** PROBLEM **
Write out the entire listing below exactly, with the pictures left out.

** ENTRIES **
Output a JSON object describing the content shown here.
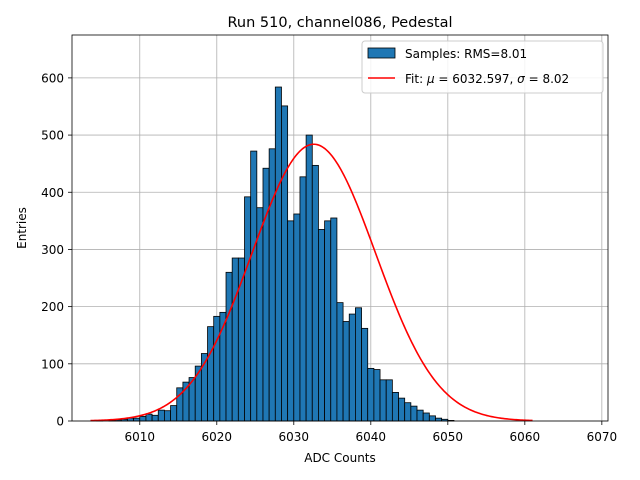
{
  "chart_data": {
    "type": "bar",
    "title": "Run 510, channel086, Pedestal",
    "xlabel": "ADC Counts",
    "ylabel": "Entries",
    "xlim": [
      6001.2,
      6070.8
    ],
    "ylim": [
      0,
      675
    ],
    "xticks": [
      6010,
      6020,
      6030,
      6040,
      6050,
      6060,
      6070
    ],
    "yticks": [
      0,
      100,
      200,
      300,
      400,
      500,
      600
    ],
    "grid": true,
    "legend_position": "top-right",
    "histogram": {
      "name": "Samples: RMS=8.01",
      "bin_width": 0.8,
      "bin_start": 6003.6,
      "counts": [
        0,
        1,
        0,
        1,
        2,
        3,
        5,
        5,
        8,
        12,
        10,
        19,
        18,
        27,
        58,
        68,
        76,
        96,
        118,
        165,
        183,
        190,
        260,
        285,
        285,
        392,
        472,
        373,
        442,
        476,
        584,
        551,
        350,
        362,
        427,
        500,
        447,
        335,
        350,
        355,
        207,
        174,
        187,
        198,
        162,
        92,
        90,
        72,
        72,
        50,
        40,
        32,
        26,
        19,
        14,
        9,
        5,
        3,
        1,
        0,
        0,
        0,
        0,
        0,
        0,
        0,
        0,
        0,
        0,
        0,
        0,
        0,
        0,
        0,
        0,
        0,
        0,
        0,
        0,
        0,
        0,
        0
      ],
      "color": "#1f77b4",
      "edge_color": "#000000"
    },
    "fit": {
      "name": "Fit: $\\mu$ = 6032.597, $\\sigma$ = 8.02",
      "label_prefix": "Fit: ",
      "mu": 6032.597,
      "sigma": 8.02,
      "amplitude": 484,
      "x_range": [
        6003.6,
        6061.0
      ],
      "color": "#ff0000"
    }
  }
}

** FINAL RESULT **
Output a JSON object describing the content shown here.
{
  "chart_data": {
    "type": "bar",
    "title": "Run 510, channel086, Pedestal",
    "xlabel": "ADC Counts",
    "ylabel": "Entries",
    "xlim": [
      6001.2,
      6070.8
    ],
    "ylim": [
      0,
      675
    ],
    "xticks": [
      6010,
      6020,
      6030,
      6040,
      6050,
      6060,
      6070
    ],
    "yticks": [
      0,
      100,
      200,
      300,
      400,
      500,
      600
    ],
    "grid": true,
    "legend_position": "top-right",
    "histogram": {
      "name": "Samples: RMS=8.01",
      "bin_width": 0.8,
      "bin_start": 6003.6,
      "counts": [
        0,
        1,
        0,
        1,
        2,
        3,
        5,
        5,
        8,
        12,
        10,
        19,
        18,
        27,
        58,
        68,
        76,
        96,
        118,
        165,
        183,
        190,
        260,
        285,
        285,
        392,
        472,
        373,
        442,
        476,
        584,
        551,
        350,
        362,
        427,
        500,
        447,
        335,
        350,
        355,
        207,
        174,
        187,
        198,
        162,
        92,
        90,
        72,
        72,
        50,
        40,
        32,
        26,
        19,
        14,
        9,
        5,
        3,
        1,
        0,
        0,
        0,
        0,
        0,
        0,
        0,
        0,
        0,
        0,
        0,
        0,
        0,
        0,
        0,
        0,
        0,
        0,
        0,
        0,
        0,
        0,
        0
      ],
      "color": "#1f77b4",
      "edge_color": "#000000"
    },
    "fit": {
      "name": "Fit: $\\mu$ = 6032.597, $\\sigma$ = 8.02",
      "label_prefix": "Fit: ",
      "mu": 6032.597,
      "sigma": 8.02,
      "amplitude": 484,
      "x_range": [
        6003.6,
        6061.0
      ],
      "color": "#ff0000"
    }
  }
}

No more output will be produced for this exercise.